>>>
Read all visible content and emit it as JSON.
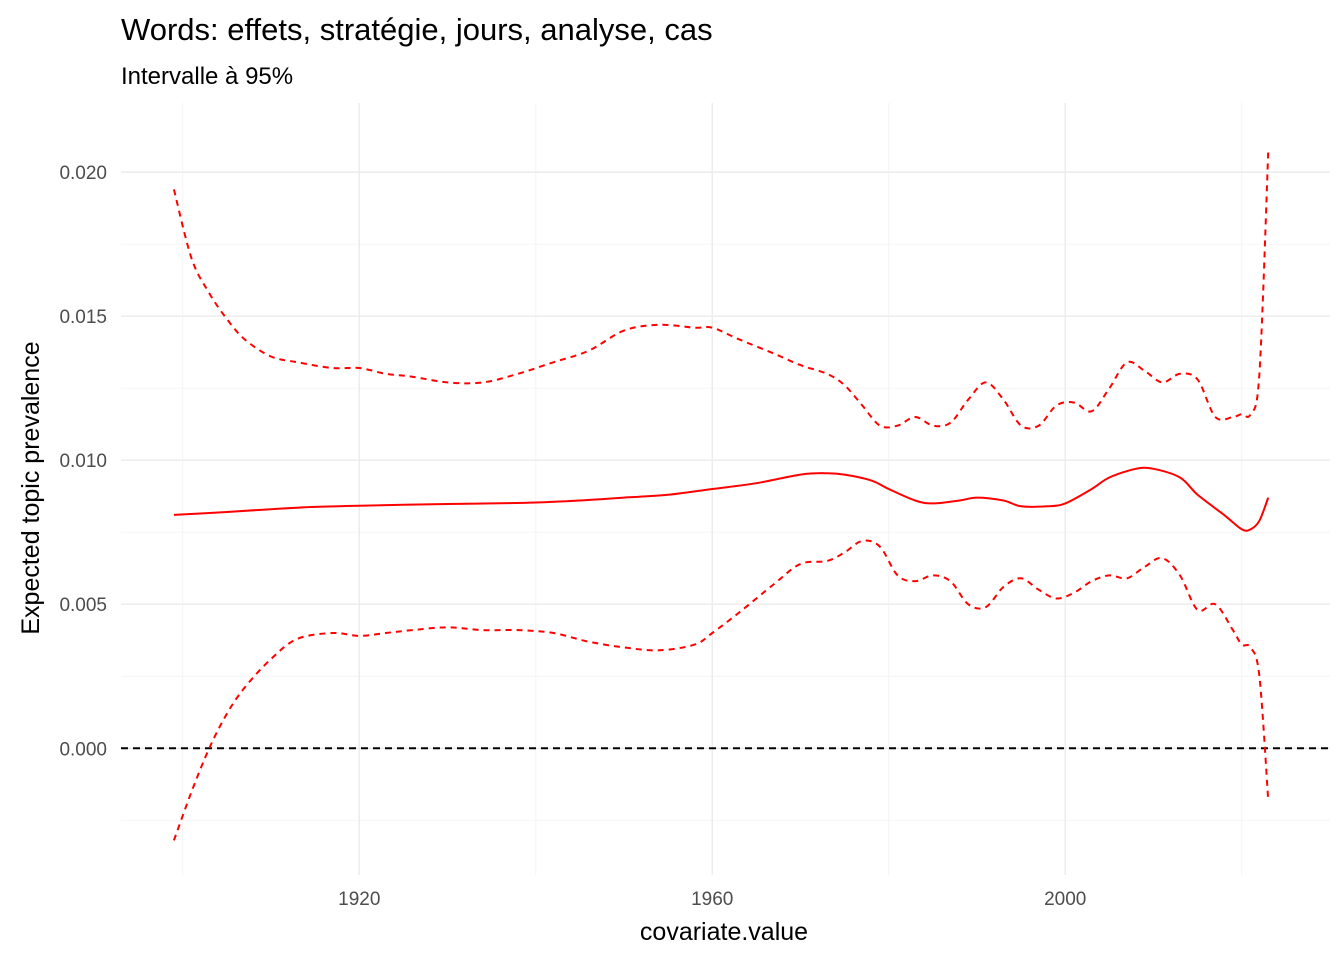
{
  "chart_data": {
    "type": "line",
    "title": "Words: effets, stratégie, jours, analyse, cas",
    "subtitle": "Intervalle à 95%",
    "xlabel": "covariate.value",
    "ylabel": "Expected topic prevalence",
    "xlim": [
      1893,
      2030
    ],
    "ylim": [
      -0.0044,
      0.0224
    ],
    "x_ticks": [
      1920,
      1960,
      2000
    ],
    "x_tick_labels": [
      "1920",
      "1960",
      "2000"
    ],
    "y_ticks": [
      0.0,
      0.005,
      0.01,
      0.015,
      0.02
    ],
    "y_tick_labels": [
      "0.000",
      "0.005",
      "0.010",
      "0.015",
      "0.020"
    ],
    "grid": true,
    "colors": {
      "series": "#ff0000",
      "reference": "#000000"
    },
    "series": [
      {
        "role": "estimate",
        "style": "solid",
        "x": [
          1899,
          1905,
          1910,
          1915,
          1920,
          1925,
          1930,
          1935,
          1940,
          1945,
          1950,
          1955,
          1960,
          1965,
          1970,
          1973,
          1975,
          1978,
          1980,
          1983,
          1985,
          1988,
          1990,
          1993,
          1995,
          1998,
          2000,
          2003,
          2005,
          2008,
          2010,
          2013,
          2015,
          2018,
          2020,
          2021,
          2022,
          2023
        ],
        "y": [
          0.0081,
          0.0082,
          0.0083,
          0.00838,
          0.00842,
          0.00845,
          0.00848,
          0.0085,
          0.00853,
          0.0086,
          0.0087,
          0.0088,
          0.009,
          0.0092,
          0.0095,
          0.00955,
          0.0095,
          0.0093,
          0.009,
          0.0086,
          0.0085,
          0.0086,
          0.0087,
          0.0086,
          0.0084,
          0.0084,
          0.0085,
          0.009,
          0.0094,
          0.0097,
          0.0097,
          0.0094,
          0.0088,
          0.0081,
          0.0076,
          0.0076,
          0.0079,
          0.0087
        ]
      },
      {
        "role": "upper 95%",
        "style": "dashed",
        "x": [
          1899,
          1901,
          1903,
          1905,
          1907,
          1910,
          1913,
          1917,
          1920,
          1923,
          1926,
          1930,
          1934,
          1938,
          1942,
          1946,
          1950,
          1954,
          1958,
          1960,
          1963,
          1967,
          1970,
          1973,
          1975,
          1977,
          1979,
          1981,
          1983,
          1985,
          1987,
          1989,
          1991,
          1993,
          1995,
          1997,
          1999,
          2001,
          2003,
          2005,
          2007,
          2009,
          2011,
          2013,
          2015,
          2017,
          2019,
          2020,
          2021,
          2022,
          2023
        ],
        "y": [
          0.0194,
          0.017,
          0.0158,
          0.0149,
          0.0142,
          0.0136,
          0.0134,
          0.0132,
          0.0132,
          0.013,
          0.0129,
          0.0127,
          0.0127,
          0.013,
          0.0134,
          0.0138,
          0.0145,
          0.0147,
          0.0146,
          0.0146,
          0.0142,
          0.0137,
          0.0133,
          0.013,
          0.0126,
          0.0119,
          0.0112,
          0.0112,
          0.0115,
          0.0112,
          0.0113,
          0.0121,
          0.0127,
          0.0121,
          0.0112,
          0.0112,
          0.0119,
          0.012,
          0.0117,
          0.0125,
          0.0134,
          0.0131,
          0.0127,
          0.013,
          0.0128,
          0.0115,
          0.0115,
          0.0116,
          0.0116,
          0.013,
          0.0207
        ]
      },
      {
        "role": "lower 95%",
        "style": "dashed",
        "x": [
          1899,
          1901,
          1903,
          1905,
          1907,
          1910,
          1913,
          1917,
          1920,
          1923,
          1926,
          1930,
          1934,
          1938,
          1942,
          1946,
          1950,
          1954,
          1958,
          1960,
          1963,
          1967,
          1970,
          1973,
          1975,
          1977,
          1979,
          1981,
          1983,
          1985,
          1987,
          1989,
          1991,
          1993,
          1995,
          1997,
          1999,
          2001,
          2003,
          2005,
          2007,
          2009,
          2011,
          2013,
          2015,
          2017,
          2019,
          2020,
          2021,
          2022,
          2023
        ],
        "y": [
          -0.0032,
          -0.0015,
          0.0,
          0.0012,
          0.0021,
          0.0031,
          0.0038,
          0.004,
          0.0039,
          0.004,
          0.0041,
          0.0042,
          0.0041,
          0.0041,
          0.004,
          0.0037,
          0.0035,
          0.0034,
          0.0036,
          0.004,
          0.0047,
          0.0057,
          0.0064,
          0.0065,
          0.0068,
          0.0072,
          0.007,
          0.006,
          0.0058,
          0.006,
          0.0058,
          0.005,
          0.0049,
          0.0056,
          0.0059,
          0.0055,
          0.0052,
          0.0054,
          0.0058,
          0.006,
          0.0059,
          0.0063,
          0.0066,
          0.006,
          0.0048,
          0.005,
          0.0041,
          0.0036,
          0.0035,
          0.0025,
          -0.0018
        ]
      }
    ],
    "reference_line": {
      "y": 0.0,
      "style": "dashed",
      "color": "#000000"
    }
  }
}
<<<
**What you are asked to do**:
Leave out the pictures and return every record word for word.

**Solution for this exercise**:
Read all visible content and emit it as JSON.
{
  "chart_data": {
    "type": "line",
    "title": "Words: effets, stratégie, jours, analyse, cas",
    "subtitle": "Intervalle à 95%",
    "xlabel": "covariate.value",
    "ylabel": "Expected topic prevalence",
    "xlim": [
      1893,
      2030
    ],
    "ylim": [
      -0.0044,
      0.0224
    ],
    "x_ticks": [
      1920,
      1960,
      2000
    ],
    "x_tick_labels": [
      "1920",
      "1960",
      "2000"
    ],
    "y_ticks": [
      0.0,
      0.005,
      0.01,
      0.015,
      0.02
    ],
    "y_tick_labels": [
      "0.000",
      "0.005",
      "0.010",
      "0.015",
      "0.020"
    ],
    "grid": true,
    "colors": {
      "series": "#ff0000",
      "reference": "#000000"
    },
    "series": [
      {
        "role": "estimate",
        "style": "solid",
        "x": [
          1899,
          1905,
          1910,
          1915,
          1920,
          1925,
          1930,
          1935,
          1940,
          1945,
          1950,
          1955,
          1960,
          1965,
          1970,
          1973,
          1975,
          1978,
          1980,
          1983,
          1985,
          1988,
          1990,
          1993,
          1995,
          1998,
          2000,
          2003,
          2005,
          2008,
          2010,
          2013,
          2015,
          2018,
          2020,
          2021,
          2022,
          2023
        ],
        "y": [
          0.0081,
          0.0082,
          0.0083,
          0.00838,
          0.00842,
          0.00845,
          0.00848,
          0.0085,
          0.00853,
          0.0086,
          0.0087,
          0.0088,
          0.009,
          0.0092,
          0.0095,
          0.00955,
          0.0095,
          0.0093,
          0.009,
          0.0086,
          0.0085,
          0.0086,
          0.0087,
          0.0086,
          0.0084,
          0.0084,
          0.0085,
          0.009,
          0.0094,
          0.0097,
          0.0097,
          0.0094,
          0.0088,
          0.0081,
          0.0076,
          0.0076,
          0.0079,
          0.0087
        ]
      },
      {
        "role": "upper 95%",
        "style": "dashed",
        "x": [
          1899,
          1901,
          1903,
          1905,
          1907,
          1910,
          1913,
          1917,
          1920,
          1923,
          1926,
          1930,
          1934,
          1938,
          1942,
          1946,
          1950,
          1954,
          1958,
          1960,
          1963,
          1967,
          1970,
          1973,
          1975,
          1977,
          1979,
          1981,
          1983,
          1985,
          1987,
          1989,
          1991,
          1993,
          1995,
          1997,
          1999,
          2001,
          2003,
          2005,
          2007,
          2009,
          2011,
          2013,
          2015,
          2017,
          2019,
          2020,
          2021,
          2022,
          2023
        ],
        "y": [
          0.0194,
          0.017,
          0.0158,
          0.0149,
          0.0142,
          0.0136,
          0.0134,
          0.0132,
          0.0132,
          0.013,
          0.0129,
          0.0127,
          0.0127,
          0.013,
          0.0134,
          0.0138,
          0.0145,
          0.0147,
          0.0146,
          0.0146,
          0.0142,
          0.0137,
          0.0133,
          0.013,
          0.0126,
          0.0119,
          0.0112,
          0.0112,
          0.0115,
          0.0112,
          0.0113,
          0.0121,
          0.0127,
          0.0121,
          0.0112,
          0.0112,
          0.0119,
          0.012,
          0.0117,
          0.0125,
          0.0134,
          0.0131,
          0.0127,
          0.013,
          0.0128,
          0.0115,
          0.0115,
          0.0116,
          0.0116,
          0.013,
          0.0207
        ]
      },
      {
        "role": "lower 95%",
        "style": "dashed",
        "x": [
          1899,
          1901,
          1903,
          1905,
          1907,
          1910,
          1913,
          1917,
          1920,
          1923,
          1926,
          1930,
          1934,
          1938,
          1942,
          1946,
          1950,
          1954,
          1958,
          1960,
          1963,
          1967,
          1970,
          1973,
          1975,
          1977,
          1979,
          1981,
          1983,
          1985,
          1987,
          1989,
          1991,
          1993,
          1995,
          1997,
          1999,
          2001,
          2003,
          2005,
          2007,
          2009,
          2011,
          2013,
          2015,
          2017,
          2019,
          2020,
          2021,
          2022,
          2023
        ],
        "y": [
          -0.0032,
          -0.0015,
          0.0,
          0.0012,
          0.0021,
          0.0031,
          0.0038,
          0.004,
          0.0039,
          0.004,
          0.0041,
          0.0042,
          0.0041,
          0.0041,
          0.004,
          0.0037,
          0.0035,
          0.0034,
          0.0036,
          0.004,
          0.0047,
          0.0057,
          0.0064,
          0.0065,
          0.0068,
          0.0072,
          0.007,
          0.006,
          0.0058,
          0.006,
          0.0058,
          0.005,
          0.0049,
          0.0056,
          0.0059,
          0.0055,
          0.0052,
          0.0054,
          0.0058,
          0.006,
          0.0059,
          0.0063,
          0.0066,
          0.006,
          0.0048,
          0.005,
          0.0041,
          0.0036,
          0.0035,
          0.0025,
          -0.0018
        ]
      }
    ],
    "reference_line": {
      "y": 0.0,
      "style": "dashed",
      "color": "#000000"
    }
  }
}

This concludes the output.